▶ **Your task**
Can you write out all the lines word for word, with no pictures?

▶ **Data shown**
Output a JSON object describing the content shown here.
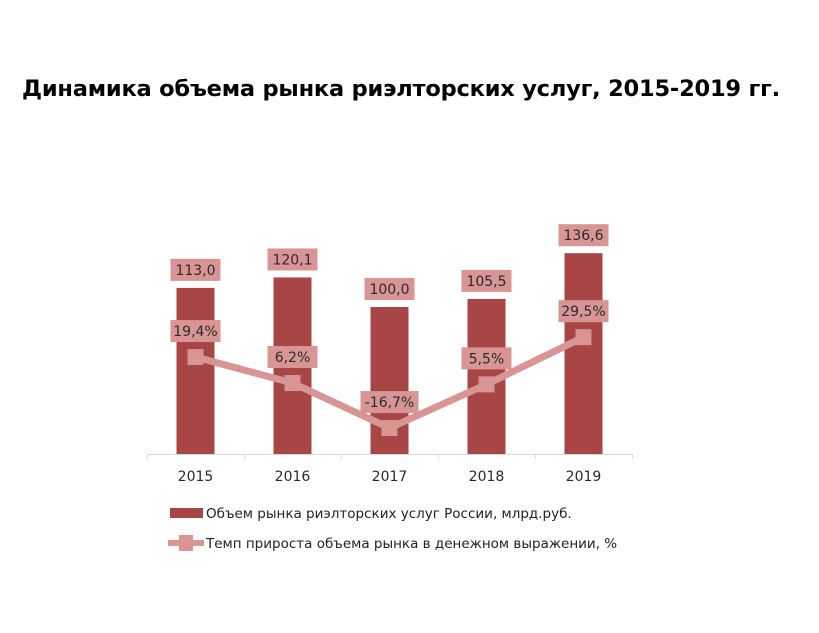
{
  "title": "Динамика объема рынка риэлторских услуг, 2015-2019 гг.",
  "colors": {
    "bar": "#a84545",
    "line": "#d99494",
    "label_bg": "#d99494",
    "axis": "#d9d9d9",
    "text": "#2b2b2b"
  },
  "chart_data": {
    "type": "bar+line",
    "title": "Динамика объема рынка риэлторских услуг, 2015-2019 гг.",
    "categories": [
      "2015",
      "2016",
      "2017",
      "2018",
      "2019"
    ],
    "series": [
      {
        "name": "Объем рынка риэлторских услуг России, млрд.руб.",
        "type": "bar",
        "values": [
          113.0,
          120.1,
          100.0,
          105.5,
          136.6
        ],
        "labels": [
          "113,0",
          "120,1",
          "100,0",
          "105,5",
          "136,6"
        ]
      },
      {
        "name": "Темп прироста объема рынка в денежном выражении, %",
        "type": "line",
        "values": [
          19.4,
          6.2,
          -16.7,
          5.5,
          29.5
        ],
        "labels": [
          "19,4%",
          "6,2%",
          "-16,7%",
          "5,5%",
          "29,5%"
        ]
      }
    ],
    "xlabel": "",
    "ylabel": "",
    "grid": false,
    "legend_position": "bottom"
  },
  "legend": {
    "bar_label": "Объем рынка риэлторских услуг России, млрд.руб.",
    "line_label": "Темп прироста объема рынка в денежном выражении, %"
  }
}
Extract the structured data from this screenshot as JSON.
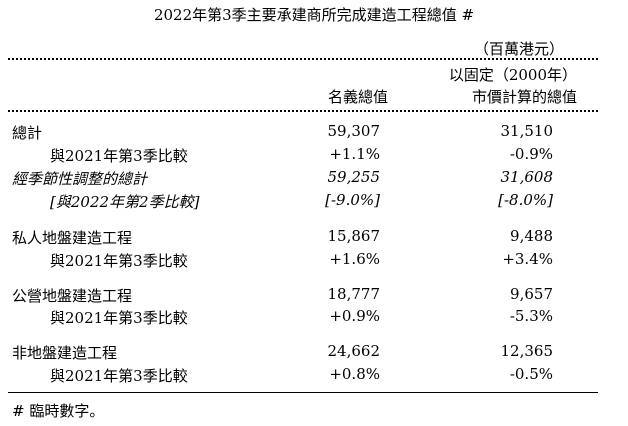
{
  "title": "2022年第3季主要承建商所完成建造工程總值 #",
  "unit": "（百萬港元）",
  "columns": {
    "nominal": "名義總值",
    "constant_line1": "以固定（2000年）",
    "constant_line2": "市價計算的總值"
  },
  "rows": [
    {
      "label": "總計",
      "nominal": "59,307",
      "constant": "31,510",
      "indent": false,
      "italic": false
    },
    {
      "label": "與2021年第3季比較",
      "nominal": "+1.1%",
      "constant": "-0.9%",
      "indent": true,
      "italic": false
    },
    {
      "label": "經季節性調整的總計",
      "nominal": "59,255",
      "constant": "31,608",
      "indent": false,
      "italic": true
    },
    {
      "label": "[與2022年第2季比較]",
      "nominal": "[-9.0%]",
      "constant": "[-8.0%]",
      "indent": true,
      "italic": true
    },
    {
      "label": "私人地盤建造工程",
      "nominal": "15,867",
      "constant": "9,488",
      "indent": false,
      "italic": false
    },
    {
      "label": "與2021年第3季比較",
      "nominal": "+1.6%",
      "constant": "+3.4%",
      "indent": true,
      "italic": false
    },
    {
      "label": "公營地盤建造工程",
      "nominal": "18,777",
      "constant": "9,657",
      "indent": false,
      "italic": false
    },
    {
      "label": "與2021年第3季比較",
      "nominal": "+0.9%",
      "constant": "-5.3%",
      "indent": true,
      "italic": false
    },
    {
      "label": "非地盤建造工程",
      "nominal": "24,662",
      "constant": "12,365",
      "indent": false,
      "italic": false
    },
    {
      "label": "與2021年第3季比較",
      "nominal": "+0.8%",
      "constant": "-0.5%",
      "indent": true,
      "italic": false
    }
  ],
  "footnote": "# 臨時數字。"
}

▶ **Result of this exercise**
Output a JSON object describing the content shown here.
{
  "title": "Динамика объема рынка риэлторских услуг, 2015-2019 гг.",
  "colors": {
    "bar": "#a84545",
    "line": "#d99494",
    "label_bg": "#d99494",
    "axis": "#d9d9d9",
    "text": "#2b2b2b"
  },
  "chart_data": {
    "type": "bar+line",
    "title": "Динамика объема рынка риэлторских услуг, 2015-2019 гг.",
    "categories": [
      "2015",
      "2016",
      "2017",
      "2018",
      "2019"
    ],
    "series": [
      {
        "name": "Объем рынка риэлторских услуг России, млрд.руб.",
        "type": "bar",
        "values": [
          113.0,
          120.1,
          100.0,
          105.5,
          136.6
        ],
        "labels": [
          "113,0",
          "120,1",
          "100,0",
          "105,5",
          "136,6"
        ]
      },
      {
        "name": "Темп прироста объема рынка в денежном выражении, %",
        "type": "line",
        "values": [
          19.4,
          6.2,
          -16.7,
          5.5,
          29.5
        ],
        "labels": [
          "19,4%",
          "6,2%",
          "-16,7%",
          "5,5%",
          "29,5%"
        ]
      }
    ],
    "xlabel": "",
    "ylabel": "",
    "grid": false,
    "legend_position": "bottom"
  },
  "legend": {
    "bar_label": "Объем рынка риэлторских услуг России, млрд.руб.",
    "line_label": "Темп прироста объема рынка в денежном выражении, %"
  }
}
Extract the structured data from this screenshot as JSON.
{
  "title": "2022年第3季主要承建商所完成建造工程總值 #",
  "unit": "（百萬港元）",
  "columns": {
    "nominal": "名義總值",
    "constant_line1": "以固定（2000年）",
    "constant_line2": "市價計算的總值"
  },
  "rows": [
    {
      "label": "總計",
      "nominal": "59,307",
      "constant": "31,510",
      "indent": false,
      "italic": false
    },
    {
      "label": "與2021年第3季比較",
      "nominal": "+1.1%",
      "constant": "-0.9%",
      "indent": true,
      "italic": false
    },
    {
      "label": "經季節性調整的總計",
      "nominal": "59,255",
      "constant": "31,608",
      "indent": false,
      "italic": true
    },
    {
      "label": "[與2022年第2季比較]",
      "nominal": "[-9.0%]",
      "constant": "[-8.0%]",
      "indent": true,
      "italic": true
    },
    {
      "label": "私人地盤建造工程",
      "nominal": "15,867",
      "constant": "9,488",
      "indent": false,
      "italic": false
    },
    {
      "label": "與2021年第3季比較",
      "nominal": "+1.6%",
      "constant": "+3.4%",
      "indent": true,
      "italic": false
    },
    {
      "label": "公營地盤建造工程",
      "nominal": "18,777",
      "constant": "9,657",
      "indent": false,
      "italic": false
    },
    {
      "label": "與2021年第3季比較",
      "nominal": "+0.9%",
      "constant": "-5.3%",
      "indent": true,
      "italic": false
    },
    {
      "label": "非地盤建造工程",
      "nominal": "24,662",
      "constant": "12,365",
      "indent": false,
      "italic": false
    },
    {
      "label": "與2021年第3季比較",
      "nominal": "+0.8%",
      "constant": "-0.5%",
      "indent": true,
      "italic": false
    }
  ],
  "footnote": "# 臨時數字。"
}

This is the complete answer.